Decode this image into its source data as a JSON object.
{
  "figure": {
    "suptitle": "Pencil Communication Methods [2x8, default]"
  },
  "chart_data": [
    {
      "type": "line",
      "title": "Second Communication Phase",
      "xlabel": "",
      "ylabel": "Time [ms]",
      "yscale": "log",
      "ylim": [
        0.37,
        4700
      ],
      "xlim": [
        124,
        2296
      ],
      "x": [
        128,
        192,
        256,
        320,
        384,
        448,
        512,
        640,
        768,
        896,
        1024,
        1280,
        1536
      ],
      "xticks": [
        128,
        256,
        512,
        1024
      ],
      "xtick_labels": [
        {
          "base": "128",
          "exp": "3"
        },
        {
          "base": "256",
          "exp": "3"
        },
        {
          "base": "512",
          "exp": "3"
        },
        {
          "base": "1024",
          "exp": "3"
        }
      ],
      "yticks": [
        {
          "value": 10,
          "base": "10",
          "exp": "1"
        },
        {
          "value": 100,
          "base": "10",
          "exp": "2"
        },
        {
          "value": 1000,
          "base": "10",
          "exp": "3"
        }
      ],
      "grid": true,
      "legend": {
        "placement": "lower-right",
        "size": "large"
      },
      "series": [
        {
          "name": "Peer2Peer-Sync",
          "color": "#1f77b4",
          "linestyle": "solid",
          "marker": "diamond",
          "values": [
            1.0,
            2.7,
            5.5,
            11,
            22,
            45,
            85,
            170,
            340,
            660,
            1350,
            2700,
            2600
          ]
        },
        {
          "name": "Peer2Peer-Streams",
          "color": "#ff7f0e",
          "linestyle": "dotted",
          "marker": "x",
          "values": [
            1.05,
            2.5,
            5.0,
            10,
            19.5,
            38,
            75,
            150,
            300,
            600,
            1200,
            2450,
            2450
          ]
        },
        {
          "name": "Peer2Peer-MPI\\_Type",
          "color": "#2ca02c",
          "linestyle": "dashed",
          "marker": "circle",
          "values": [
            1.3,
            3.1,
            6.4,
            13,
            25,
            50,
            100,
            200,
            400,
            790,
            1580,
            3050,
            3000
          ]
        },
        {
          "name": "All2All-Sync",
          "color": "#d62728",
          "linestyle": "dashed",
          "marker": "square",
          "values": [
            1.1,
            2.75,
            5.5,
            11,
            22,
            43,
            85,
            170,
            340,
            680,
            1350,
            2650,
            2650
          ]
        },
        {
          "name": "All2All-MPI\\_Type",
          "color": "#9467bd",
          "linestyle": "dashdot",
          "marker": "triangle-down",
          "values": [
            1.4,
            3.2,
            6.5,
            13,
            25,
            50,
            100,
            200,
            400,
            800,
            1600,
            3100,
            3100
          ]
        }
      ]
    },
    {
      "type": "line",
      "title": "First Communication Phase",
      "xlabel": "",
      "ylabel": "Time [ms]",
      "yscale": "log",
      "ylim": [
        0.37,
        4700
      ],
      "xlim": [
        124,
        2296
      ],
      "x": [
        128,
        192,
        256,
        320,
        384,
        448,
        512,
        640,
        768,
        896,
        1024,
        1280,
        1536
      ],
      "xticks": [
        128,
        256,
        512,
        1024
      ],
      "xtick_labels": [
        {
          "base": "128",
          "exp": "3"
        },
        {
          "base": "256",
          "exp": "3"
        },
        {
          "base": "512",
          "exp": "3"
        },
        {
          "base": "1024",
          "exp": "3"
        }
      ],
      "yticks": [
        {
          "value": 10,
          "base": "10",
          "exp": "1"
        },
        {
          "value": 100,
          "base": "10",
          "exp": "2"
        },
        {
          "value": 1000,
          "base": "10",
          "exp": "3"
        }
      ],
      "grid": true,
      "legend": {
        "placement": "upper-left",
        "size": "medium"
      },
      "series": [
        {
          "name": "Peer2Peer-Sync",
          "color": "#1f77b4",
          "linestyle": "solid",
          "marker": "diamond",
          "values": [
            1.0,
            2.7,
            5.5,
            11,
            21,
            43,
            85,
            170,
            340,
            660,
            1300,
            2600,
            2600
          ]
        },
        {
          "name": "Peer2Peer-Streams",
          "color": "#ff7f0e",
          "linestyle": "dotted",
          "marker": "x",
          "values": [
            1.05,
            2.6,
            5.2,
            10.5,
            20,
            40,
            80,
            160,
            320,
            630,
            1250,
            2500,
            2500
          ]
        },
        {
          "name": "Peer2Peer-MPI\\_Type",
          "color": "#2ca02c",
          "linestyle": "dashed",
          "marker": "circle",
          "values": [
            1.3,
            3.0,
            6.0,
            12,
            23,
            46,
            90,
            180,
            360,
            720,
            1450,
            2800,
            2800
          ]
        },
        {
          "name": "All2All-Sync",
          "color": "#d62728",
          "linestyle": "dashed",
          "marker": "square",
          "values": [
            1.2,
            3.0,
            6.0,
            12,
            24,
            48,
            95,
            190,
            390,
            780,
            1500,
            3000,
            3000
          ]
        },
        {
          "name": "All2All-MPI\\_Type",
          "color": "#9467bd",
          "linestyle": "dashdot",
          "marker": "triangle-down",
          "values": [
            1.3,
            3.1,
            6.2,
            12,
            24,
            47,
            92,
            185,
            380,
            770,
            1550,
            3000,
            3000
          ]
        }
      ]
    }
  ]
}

▶ [The exercise]:
Restate the whole listing exactly, leaving out nothing.

▶ [Solved exercise]:
Decode this image into its source data as a JSON object.
{
  "figure": {
    "suptitle": "Pencil Communication Methods [2x8, default]"
  },
  "chart_data": [
    {
      "type": "line",
      "title": "Second Communication Phase",
      "xlabel": "",
      "ylabel": "Time [ms]",
      "yscale": "log",
      "ylim": [
        0.37,
        4700
      ],
      "xlim": [
        124,
        2296
      ],
      "x": [
        128,
        192,
        256,
        320,
        384,
        448,
        512,
        640,
        768,
        896,
        1024,
        1280,
        1536
      ],
      "xticks": [
        128,
        256,
        512,
        1024
      ],
      "xtick_labels": [
        {
          "base": "128",
          "exp": "3"
        },
        {
          "base": "256",
          "exp": "3"
        },
        {
          "base": "512",
          "exp": "3"
        },
        {
          "base": "1024",
          "exp": "3"
        }
      ],
      "yticks": [
        {
          "value": 10,
          "base": "10",
          "exp": "1"
        },
        {
          "value": 100,
          "base": "10",
          "exp": "2"
        },
        {
          "value": 1000,
          "base": "10",
          "exp": "3"
        }
      ],
      "grid": true,
      "legend": {
        "placement": "lower-right",
        "size": "large"
      },
      "series": [
        {
          "name": "Peer2Peer-Sync",
          "color": "#1f77b4",
          "linestyle": "solid",
          "marker": "diamond",
          "values": [
            1.0,
            2.7,
            5.5,
            11,
            22,
            45,
            85,
            170,
            340,
            660,
            1350,
            2700,
            2600
          ]
        },
        {
          "name": "Peer2Peer-Streams",
          "color": "#ff7f0e",
          "linestyle": "dotted",
          "marker": "x",
          "values": [
            1.05,
            2.5,
            5.0,
            10,
            19.5,
            38,
            75,
            150,
            300,
            600,
            1200,
            2450,
            2450
          ]
        },
        {
          "name": "Peer2Peer-MPI\\_Type",
          "color": "#2ca02c",
          "linestyle": "dashed",
          "marker": "circle",
          "values": [
            1.3,
            3.1,
            6.4,
            13,
            25,
            50,
            100,
            200,
            400,
            790,
            1580,
            3050,
            3000
          ]
        },
        {
          "name": "All2All-Sync",
          "color": "#d62728",
          "linestyle": "dashed",
          "marker": "square",
          "values": [
            1.1,
            2.75,
            5.5,
            11,
            22,
            43,
            85,
            170,
            340,
            680,
            1350,
            2650,
            2650
          ]
        },
        {
          "name": "All2All-MPI\\_Type",
          "color": "#9467bd",
          "linestyle": "dashdot",
          "marker": "triangle-down",
          "values": [
            1.4,
            3.2,
            6.5,
            13,
            25,
            50,
            100,
            200,
            400,
            800,
            1600,
            3100,
            3100
          ]
        }
      ]
    },
    {
      "type": "line",
      "title": "First Communication Phase",
      "xlabel": "",
      "ylabel": "Time [ms]",
      "yscale": "log",
      "ylim": [
        0.37,
        4700
      ],
      "xlim": [
        124,
        2296
      ],
      "x": [
        128,
        192,
        256,
        320,
        384,
        448,
        512,
        640,
        768,
        896,
        1024,
        1280,
        1536
      ],
      "xticks": [
        128,
        256,
        512,
        1024
      ],
      "xtick_labels": [
        {
          "base": "128",
          "exp": "3"
        },
        {
          "base": "256",
          "exp": "3"
        },
        {
          "base": "512",
          "exp": "3"
        },
        {
          "base": "1024",
          "exp": "3"
        }
      ],
      "yticks": [
        {
          "value": 10,
          "base": "10",
          "exp": "1"
        },
        {
          "value": 100,
          "base": "10",
          "exp": "2"
        },
        {
          "value": 1000,
          "base": "10",
          "exp": "3"
        }
      ],
      "grid": true,
      "legend": {
        "placement": "upper-left",
        "size": "medium"
      },
      "series": [
        {
          "name": "Peer2Peer-Sync",
          "color": "#1f77b4",
          "linestyle": "solid",
          "marker": "diamond",
          "values": [
            1.0,
            2.7,
            5.5,
            11,
            21,
            43,
            85,
            170,
            340,
            660,
            1300,
            2600,
            2600
          ]
        },
        {
          "name": "Peer2Peer-Streams",
          "color": "#ff7f0e",
          "linestyle": "dotted",
          "marker": "x",
          "values": [
            1.05,
            2.6,
            5.2,
            10.5,
            20,
            40,
            80,
            160,
            320,
            630,
            1250,
            2500,
            2500
          ]
        },
        {
          "name": "Peer2Peer-MPI\\_Type",
          "color": "#2ca02c",
          "linestyle": "dashed",
          "marker": "circle",
          "values": [
            1.3,
            3.0,
            6.0,
            12,
            23,
            46,
            90,
            180,
            360,
            720,
            1450,
            2800,
            2800
          ]
        },
        {
          "name": "All2All-Sync",
          "color": "#d62728",
          "linestyle": "dashed",
          "marker": "square",
          "values": [
            1.2,
            3.0,
            6.0,
            12,
            24,
            48,
            95,
            190,
            390,
            780,
            1500,
            3000,
            3000
          ]
        },
        {
          "name": "All2All-MPI\\_Type",
          "color": "#9467bd",
          "linestyle": "dashdot",
          "marker": "triangle-down",
          "values": [
            1.3,
            3.1,
            6.2,
            12,
            24,
            47,
            92,
            185,
            380,
            770,
            1550,
            3000,
            3000
          ]
        }
      ]
    }
  ]
}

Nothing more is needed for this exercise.